= TEXTO DE REFERENCIA =
· · · · · · ·

El Harvard Business Review reveló que, en la última mitad de siglo, las reuniones aumentaron de menos de 10 horas semanales a casi 23 horas, sin tomar en cuenta las reuniones espontáneas. De todas formas, aunque muchas veces son numerosas y consumen mucho tiempo, son necesarias para hacer el trabajo y fortalecer los vínculos y roles dentro de la organización. “La interacción cara a cara en tiempo real, incluso a distancia, desbloquea la percepción de las cosas, y eso es poderoso”, expresó Chris Battles, vicepresidente senior y gerente general de Comunicaciones y Colaboración para LogMeIn, proveedor de software que incluye la plataforma de reuniones GoToMeeting.
Para tener reuniones efectivas y aprender a reconocer los momentos más importantes, se recomienda tener en cuenta los siguientes factores:
-Señales verbales y no verbales. Hay que estar atento a las personas que comienzan a tomar notas y las que empiezan a contribuir con su opinión. Eso significa que están prestando atención y, además, agregan valor a la reunión brindando sus puntos de vista.

· · · · · · ·

= TAREAS DEL EJERCICIO =
**a)** Copia literalmente el fragmento del texto sobre las reuniones que va desde "El Harvard Business" hasta "de reuniones GoToMeeting.".
**b)** Responde con datos del texto sobre las reuniones:
(i) Según el Harvard Business Review, ¿a cuántas horas semanales aumentaron las reuniones?
(ii) ¿Qué cargo ocupa Chris Battles?
(iii) ¿Qué significa que algunas personas empiecen a tomar notas y a aportar su opinión?
Los registros que aparecen a continuación son un material independiente del texto.

Registros de datos
· · · · · · ·

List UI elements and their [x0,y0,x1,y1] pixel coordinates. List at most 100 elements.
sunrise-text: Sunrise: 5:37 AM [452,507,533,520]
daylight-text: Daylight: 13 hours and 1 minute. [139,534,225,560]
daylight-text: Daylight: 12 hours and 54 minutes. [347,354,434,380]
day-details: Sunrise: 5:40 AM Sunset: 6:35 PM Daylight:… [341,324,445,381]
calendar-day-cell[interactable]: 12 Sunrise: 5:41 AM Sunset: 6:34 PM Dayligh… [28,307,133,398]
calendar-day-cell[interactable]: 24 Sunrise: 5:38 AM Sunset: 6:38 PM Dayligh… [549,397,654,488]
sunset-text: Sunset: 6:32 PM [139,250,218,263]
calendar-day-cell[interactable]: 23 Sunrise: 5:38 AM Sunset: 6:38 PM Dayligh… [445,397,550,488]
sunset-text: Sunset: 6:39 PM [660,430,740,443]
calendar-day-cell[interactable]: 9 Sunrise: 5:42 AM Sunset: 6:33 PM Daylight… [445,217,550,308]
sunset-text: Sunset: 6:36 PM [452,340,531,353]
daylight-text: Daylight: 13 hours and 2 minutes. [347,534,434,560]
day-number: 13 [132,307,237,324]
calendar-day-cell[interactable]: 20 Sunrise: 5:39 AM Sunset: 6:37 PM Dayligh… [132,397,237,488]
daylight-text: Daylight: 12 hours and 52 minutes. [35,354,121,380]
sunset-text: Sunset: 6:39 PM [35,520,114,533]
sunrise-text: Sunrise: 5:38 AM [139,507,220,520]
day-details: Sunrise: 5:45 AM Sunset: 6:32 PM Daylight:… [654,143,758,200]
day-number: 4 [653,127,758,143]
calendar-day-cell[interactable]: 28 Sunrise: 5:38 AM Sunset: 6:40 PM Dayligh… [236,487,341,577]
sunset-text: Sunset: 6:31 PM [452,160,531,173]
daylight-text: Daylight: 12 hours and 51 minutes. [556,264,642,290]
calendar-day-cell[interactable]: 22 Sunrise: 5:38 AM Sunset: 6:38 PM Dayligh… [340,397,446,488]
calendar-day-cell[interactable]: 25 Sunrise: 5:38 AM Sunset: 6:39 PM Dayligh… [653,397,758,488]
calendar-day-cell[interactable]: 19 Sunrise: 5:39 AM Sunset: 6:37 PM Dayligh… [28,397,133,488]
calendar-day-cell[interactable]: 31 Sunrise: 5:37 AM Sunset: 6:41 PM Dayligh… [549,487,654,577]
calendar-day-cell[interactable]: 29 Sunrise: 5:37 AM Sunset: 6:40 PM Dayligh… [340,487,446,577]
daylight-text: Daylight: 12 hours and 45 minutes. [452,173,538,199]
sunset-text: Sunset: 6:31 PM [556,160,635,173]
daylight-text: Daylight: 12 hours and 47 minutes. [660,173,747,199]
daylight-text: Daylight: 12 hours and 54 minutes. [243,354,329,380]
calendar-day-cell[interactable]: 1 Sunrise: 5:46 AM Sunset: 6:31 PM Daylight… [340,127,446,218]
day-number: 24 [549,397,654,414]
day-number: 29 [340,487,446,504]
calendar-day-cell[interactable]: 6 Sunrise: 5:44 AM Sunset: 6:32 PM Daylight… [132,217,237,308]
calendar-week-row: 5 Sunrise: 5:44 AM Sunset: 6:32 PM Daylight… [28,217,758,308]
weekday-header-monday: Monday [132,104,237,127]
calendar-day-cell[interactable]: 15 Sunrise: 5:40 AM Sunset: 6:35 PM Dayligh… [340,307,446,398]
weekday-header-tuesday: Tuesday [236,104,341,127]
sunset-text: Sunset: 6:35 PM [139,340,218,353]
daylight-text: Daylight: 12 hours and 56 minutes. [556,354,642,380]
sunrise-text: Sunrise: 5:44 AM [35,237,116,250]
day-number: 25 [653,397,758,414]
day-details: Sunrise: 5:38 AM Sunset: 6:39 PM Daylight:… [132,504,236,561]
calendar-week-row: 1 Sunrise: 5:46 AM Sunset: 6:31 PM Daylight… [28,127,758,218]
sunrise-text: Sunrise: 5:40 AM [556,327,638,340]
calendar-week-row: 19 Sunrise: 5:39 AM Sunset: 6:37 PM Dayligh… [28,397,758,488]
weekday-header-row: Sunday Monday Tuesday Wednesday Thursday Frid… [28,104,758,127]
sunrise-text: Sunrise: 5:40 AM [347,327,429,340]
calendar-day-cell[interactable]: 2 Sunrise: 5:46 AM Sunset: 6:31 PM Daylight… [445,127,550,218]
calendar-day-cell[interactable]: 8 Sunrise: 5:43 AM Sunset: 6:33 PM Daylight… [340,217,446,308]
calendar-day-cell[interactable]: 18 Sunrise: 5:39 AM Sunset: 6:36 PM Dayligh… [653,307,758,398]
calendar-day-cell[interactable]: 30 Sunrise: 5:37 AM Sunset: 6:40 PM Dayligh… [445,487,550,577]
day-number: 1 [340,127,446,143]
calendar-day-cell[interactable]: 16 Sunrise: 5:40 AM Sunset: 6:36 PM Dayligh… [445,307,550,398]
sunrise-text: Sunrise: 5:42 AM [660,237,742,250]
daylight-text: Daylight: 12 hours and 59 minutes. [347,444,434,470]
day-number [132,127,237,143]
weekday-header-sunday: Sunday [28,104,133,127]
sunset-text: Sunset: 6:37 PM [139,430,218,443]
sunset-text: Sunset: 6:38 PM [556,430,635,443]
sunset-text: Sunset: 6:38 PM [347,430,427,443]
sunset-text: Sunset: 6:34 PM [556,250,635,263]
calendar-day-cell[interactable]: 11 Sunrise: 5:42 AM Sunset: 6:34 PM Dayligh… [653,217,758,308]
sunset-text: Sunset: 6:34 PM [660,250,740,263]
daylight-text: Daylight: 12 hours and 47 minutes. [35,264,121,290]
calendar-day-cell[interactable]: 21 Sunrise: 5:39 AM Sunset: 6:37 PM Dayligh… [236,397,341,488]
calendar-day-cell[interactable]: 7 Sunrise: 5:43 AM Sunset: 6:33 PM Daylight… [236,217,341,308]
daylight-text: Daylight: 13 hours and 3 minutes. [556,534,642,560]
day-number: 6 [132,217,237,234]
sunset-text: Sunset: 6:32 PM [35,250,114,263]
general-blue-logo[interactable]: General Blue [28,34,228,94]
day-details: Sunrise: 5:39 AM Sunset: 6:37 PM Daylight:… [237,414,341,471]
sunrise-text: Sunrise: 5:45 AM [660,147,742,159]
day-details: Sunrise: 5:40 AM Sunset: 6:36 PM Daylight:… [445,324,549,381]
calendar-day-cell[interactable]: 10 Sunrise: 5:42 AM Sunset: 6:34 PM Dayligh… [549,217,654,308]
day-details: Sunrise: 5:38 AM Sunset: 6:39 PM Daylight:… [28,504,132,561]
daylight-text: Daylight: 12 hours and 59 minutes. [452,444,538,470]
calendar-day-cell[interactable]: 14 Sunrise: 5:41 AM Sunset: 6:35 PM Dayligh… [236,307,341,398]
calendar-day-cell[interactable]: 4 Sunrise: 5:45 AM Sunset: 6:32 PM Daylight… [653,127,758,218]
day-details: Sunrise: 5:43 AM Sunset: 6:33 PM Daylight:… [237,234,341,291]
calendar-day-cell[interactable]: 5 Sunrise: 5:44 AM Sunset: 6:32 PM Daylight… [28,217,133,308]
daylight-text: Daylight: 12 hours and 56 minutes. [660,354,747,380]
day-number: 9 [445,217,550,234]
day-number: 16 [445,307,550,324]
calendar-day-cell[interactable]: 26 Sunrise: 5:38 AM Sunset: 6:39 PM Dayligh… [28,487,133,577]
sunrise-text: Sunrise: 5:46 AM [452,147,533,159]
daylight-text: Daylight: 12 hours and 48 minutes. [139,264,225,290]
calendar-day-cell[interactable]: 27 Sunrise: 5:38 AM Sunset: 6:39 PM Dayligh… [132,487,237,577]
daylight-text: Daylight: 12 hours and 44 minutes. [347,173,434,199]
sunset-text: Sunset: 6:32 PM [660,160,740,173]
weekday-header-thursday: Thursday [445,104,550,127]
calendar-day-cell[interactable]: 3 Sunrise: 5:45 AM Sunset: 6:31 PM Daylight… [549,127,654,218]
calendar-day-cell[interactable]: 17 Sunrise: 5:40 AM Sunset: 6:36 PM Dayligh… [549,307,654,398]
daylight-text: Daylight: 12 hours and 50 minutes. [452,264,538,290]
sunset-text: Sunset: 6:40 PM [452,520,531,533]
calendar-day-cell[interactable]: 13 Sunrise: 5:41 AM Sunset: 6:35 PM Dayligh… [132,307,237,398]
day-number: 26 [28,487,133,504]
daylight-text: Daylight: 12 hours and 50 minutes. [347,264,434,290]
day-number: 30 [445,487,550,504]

· · · · · · ·

= RESPUESTAS =
**a)**
El Harvard Business Review reveló que, en la última mitad de siglo, las reuniones aumentaron de menos de 10 horas semanales a casi 23 horas, sin tomar en cuenta las reuniones espontáneas. De todas formas, aunque muchas veces son numerosas y consumen mucho tiempo, son necesarias para hacer el trabajo y fortalecer los vínculos y roles dentro de la organización. “La interacción cara a cara en tiempo real, incluso a distancia, desbloquea la percepción de las cosas, y eso es poderoso”, expresó Chris Battles, vicepresidente senior y gerente general de Comunicaciones y Colaboración para LogMeIn, proveedor de software que incluye la plataforma de reuniones GoToMeeting.

**b)**
(i) A casi 23 horas semanales.
(ii) Es vicepresidente senior y gerente general de Comunicaciones y Colaboración para LogMeIn.
(iii) Significa que están prestando atención y que, además, agregan valor a la reunión con sus puntos de vista.